→ DESCRIPTION OF THE TASK
Output the entries word for word. Omit images.

→ THE INPUT

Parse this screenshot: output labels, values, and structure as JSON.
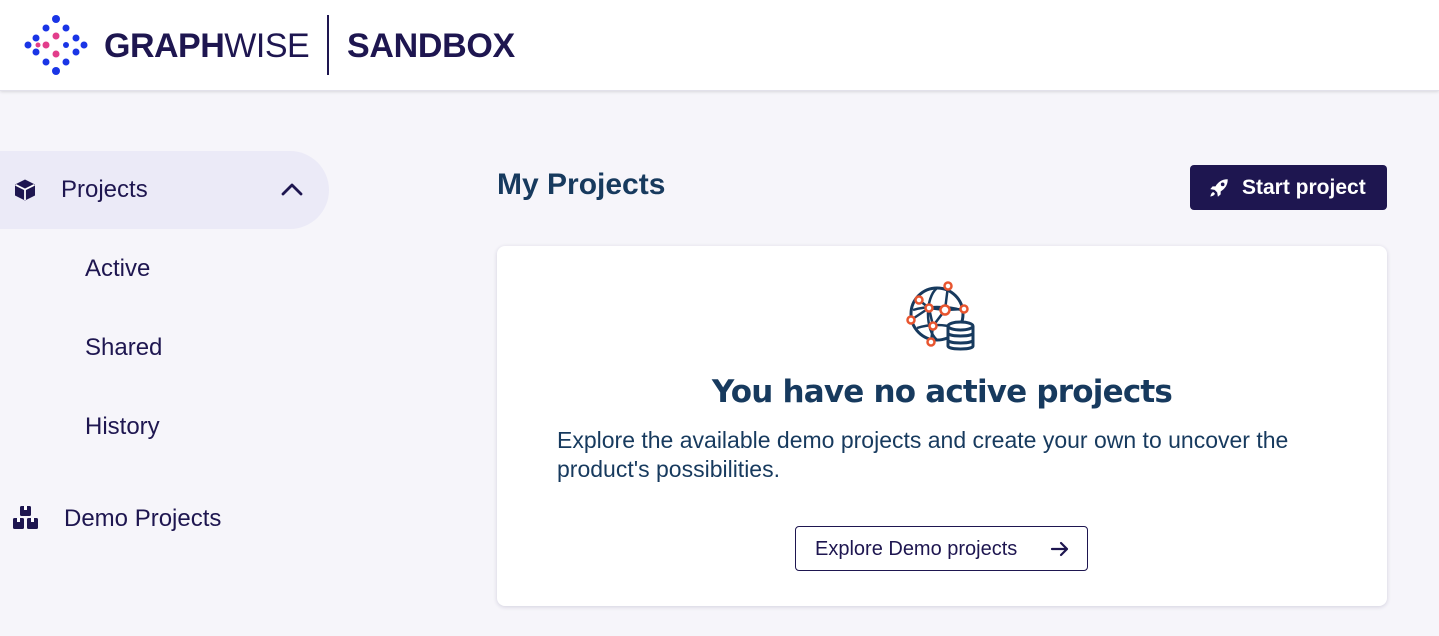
{
  "header": {
    "brand_bold": "GRAPH",
    "brand_light": "WISE",
    "product": "SANDBOX"
  },
  "sidebar": {
    "projects": {
      "label": "Projects",
      "icon": "cube-icon",
      "expanded": true,
      "toggle_icon": "chevron-up-icon",
      "children": [
        {
          "label": "Active"
        },
        {
          "label": "Shared"
        },
        {
          "label": "History"
        }
      ]
    },
    "demo": {
      "label": "Demo Projects",
      "icon": "boxes-icon"
    }
  },
  "main": {
    "title": "My Projects",
    "start_button": {
      "label": "Start project",
      "icon": "rocket-icon"
    },
    "empty_state": {
      "icon": "graph-database-icon",
      "title": "You have no active projects",
      "text": "Explore the available demo projects and create your own to uncover the product's possibilities.",
      "button": {
        "label": "Explore Demo projects",
        "icon": "arrow-right-icon"
      }
    }
  },
  "colors": {
    "brand_dark": "#1e1650",
    "heading": "#173a5e",
    "accent_orange": "#e8552f",
    "logo_blue": "#1a35e6",
    "logo_pink": "#e23d8b",
    "active_nav_bg": "#ebeaf7",
    "page_bg": "#f6f5fa"
  }
}
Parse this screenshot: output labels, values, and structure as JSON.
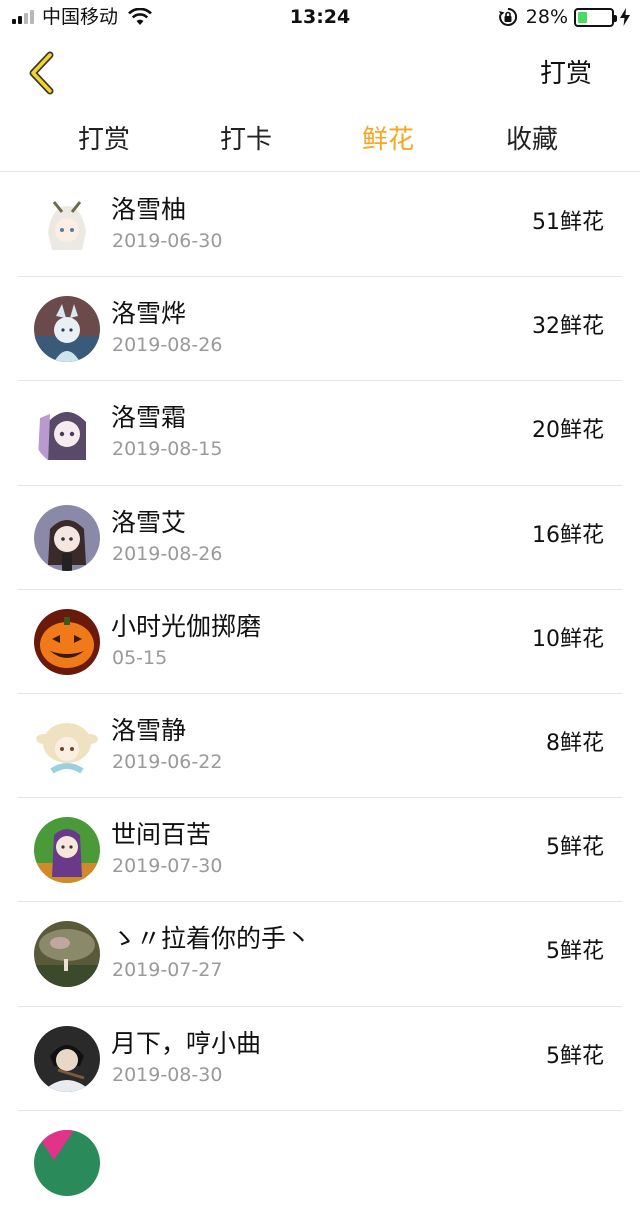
{
  "status_bar": {
    "carrier": "中国移动",
    "time": "13:24",
    "battery_percent": "28%",
    "battery_level": 0.28,
    "battery_color": "#4cd964"
  },
  "nav": {
    "back_icon": "chevron-left-icon",
    "action_label": "打赏"
  },
  "tabs": [
    {
      "label": "打赏",
      "active": false
    },
    {
      "label": "打卡",
      "active": false
    },
    {
      "label": "鲜花",
      "active": true
    },
    {
      "label": "收藏",
      "active": false
    }
  ],
  "accent_color": "#f5a623",
  "rows": [
    {
      "name": "洛雪柚",
      "date": "2019-06-30",
      "count": "51鲜花"
    },
    {
      "name": "洛雪烨",
      "date": "2019-08-26",
      "count": "32鲜花"
    },
    {
      "name": "洛雪霜",
      "date": "2019-08-15",
      "count": "20鲜花"
    },
    {
      "name": "洛雪艾",
      "date": "2019-08-26",
      "count": "16鲜花"
    },
    {
      "name": "小时光伽掷磨",
      "date": "05-15",
      "count": "10鲜花"
    },
    {
      "name": "洛雪静",
      "date": "2019-06-22",
      "count": "8鲜花"
    },
    {
      "name": "世间百苦",
      "date": "2019-07-30",
      "count": "5鲜花"
    },
    {
      "name": "ゝ〃拉着你的手丶",
      "date": "2019-07-27",
      "count": "5鲜花"
    },
    {
      "name": "月下，哼小曲",
      "date": "2019-08-30",
      "count": "5鲜花"
    }
  ]
}
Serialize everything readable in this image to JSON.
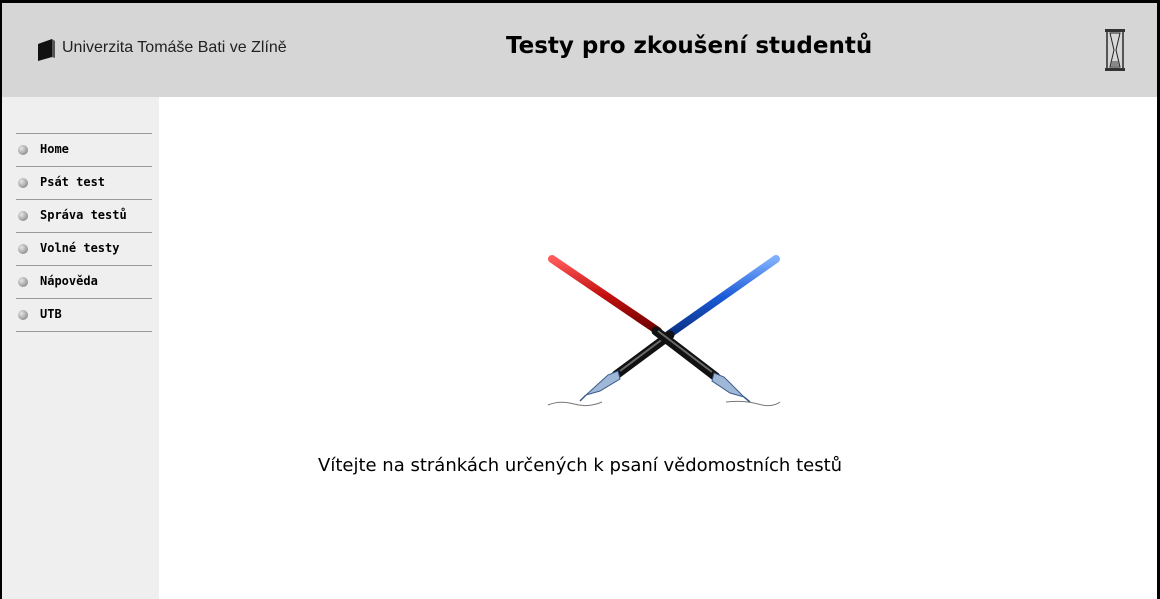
{
  "header": {
    "university_name": "Univerzita Tomáše Bati ve Zlíně",
    "site_title": "Testy pro zkoušení studentů"
  },
  "sidebar": {
    "items": [
      {
        "label": "Home",
        "icon": "bullet-icon"
      },
      {
        "label": "Psát test",
        "icon": "bullet-icon"
      },
      {
        "label": "Správa testů",
        "icon": "bullet-icon"
      },
      {
        "label": "Volné testy",
        "icon": "bullet-icon"
      },
      {
        "label": "Nápověda",
        "icon": "bullet-icon"
      },
      {
        "label": "UTB",
        "icon": "bullet-icon"
      }
    ]
  },
  "main": {
    "illustration": "crossed-fountain-pens",
    "welcome_text": "Vítejte na stránkách určených k psaní vědomostních testů"
  },
  "colors": {
    "header_bg": "#d6d6d6",
    "sidebar_bg": "#efefef",
    "red_pen": "#c41010",
    "blue_pen": "#1a5ad6"
  }
}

→ FINISHED EXERCISE
Parse this screenshot: output labels, values, and structure as JSON.
{
  "header": {
    "brand_bold": "GRAPH",
    "brand_light": "WISE",
    "product": "SANDBOX"
  },
  "sidebar": {
    "projects": {
      "label": "Projects",
      "icon": "cube-icon",
      "expanded": true,
      "toggle_icon": "chevron-up-icon",
      "children": [
        {
          "label": "Active"
        },
        {
          "label": "Shared"
        },
        {
          "label": "History"
        }
      ]
    },
    "demo": {
      "label": "Demo Projects",
      "icon": "boxes-icon"
    }
  },
  "main": {
    "title": "My Projects",
    "start_button": {
      "label": "Start project",
      "icon": "rocket-icon"
    },
    "empty_state": {
      "icon": "graph-database-icon",
      "title": "You have no active projects",
      "text": "Explore the available demo projects and create your own to uncover the product's possibilities.",
      "button": {
        "label": "Explore Demo projects",
        "icon": "arrow-right-icon"
      }
    }
  },
  "colors": {
    "brand_dark": "#1e1650",
    "heading": "#173a5e",
    "accent_orange": "#e8552f",
    "logo_blue": "#1a35e6",
    "logo_pink": "#e23d8b",
    "active_nav_bg": "#ebeaf7",
    "page_bg": "#f6f5fa"
  }
}
Parse this screenshot: output labels, values, and structure as JSON.
{
  "status_bar": {
    "carrier": "中国移动",
    "time": "13:24",
    "battery_percent": "28%",
    "battery_level": 0.28,
    "battery_color": "#4cd964"
  },
  "nav": {
    "back_icon": "chevron-left-icon",
    "action_label": "打赏"
  },
  "tabs": [
    {
      "label": "打赏",
      "active": false
    },
    {
      "label": "打卡",
      "active": false
    },
    {
      "label": "鲜花",
      "active": true
    },
    {
      "label": "收藏",
      "active": false
    }
  ],
  "accent_color": "#f5a623",
  "rows": [
    {
      "name": "洛雪柚",
      "date": "2019-06-30",
      "count": "51鲜花"
    },
    {
      "name": "洛雪烨",
      "date": "2019-08-26",
      "count": "32鲜花"
    },
    {
      "name": "洛雪霜",
      "date": "2019-08-15",
      "count": "20鲜花"
    },
    {
      "name": "洛雪艾",
      "date": "2019-08-26",
      "count": "16鲜花"
    },
    {
      "name": "小时光伽掷磨",
      "date": "05-15",
      "count": "10鲜花"
    },
    {
      "name": "洛雪静",
      "date": "2019-06-22",
      "count": "8鲜花"
    },
    {
      "name": "世间百苦",
      "date": "2019-07-30",
      "count": "5鲜花"
    },
    {
      "name": "ゝ〃拉着你的手丶",
      "date": "2019-07-27",
      "count": "5鲜花"
    },
    {
      "name": "月下，哼小曲",
      "date": "2019-08-30",
      "count": "5鲜花"
    }
  ]
}
Serialize everything readable in this image to JSON.
{
  "header": {
    "university_name": "Univerzita Tomáše Bati ve Zlíně",
    "site_title": "Testy pro zkoušení studentů"
  },
  "sidebar": {
    "items": [
      {
        "label": "Home",
        "icon": "bullet-icon"
      },
      {
        "label": "Psát test",
        "icon": "bullet-icon"
      },
      {
        "label": "Správa testů",
        "icon": "bullet-icon"
      },
      {
        "label": "Volné testy",
        "icon": "bullet-icon"
      },
      {
        "label": "Nápověda",
        "icon": "bullet-icon"
      },
      {
        "label": "UTB",
        "icon": "bullet-icon"
      }
    ]
  },
  "main": {
    "illustration": "crossed-fountain-pens",
    "welcome_text": "Vítejte na stránkách určených k psaní vědomostních testů"
  },
  "colors": {
    "header_bg": "#d6d6d6",
    "sidebar_bg": "#efefef",
    "red_pen": "#c41010",
    "blue_pen": "#1a5ad6"
  }
}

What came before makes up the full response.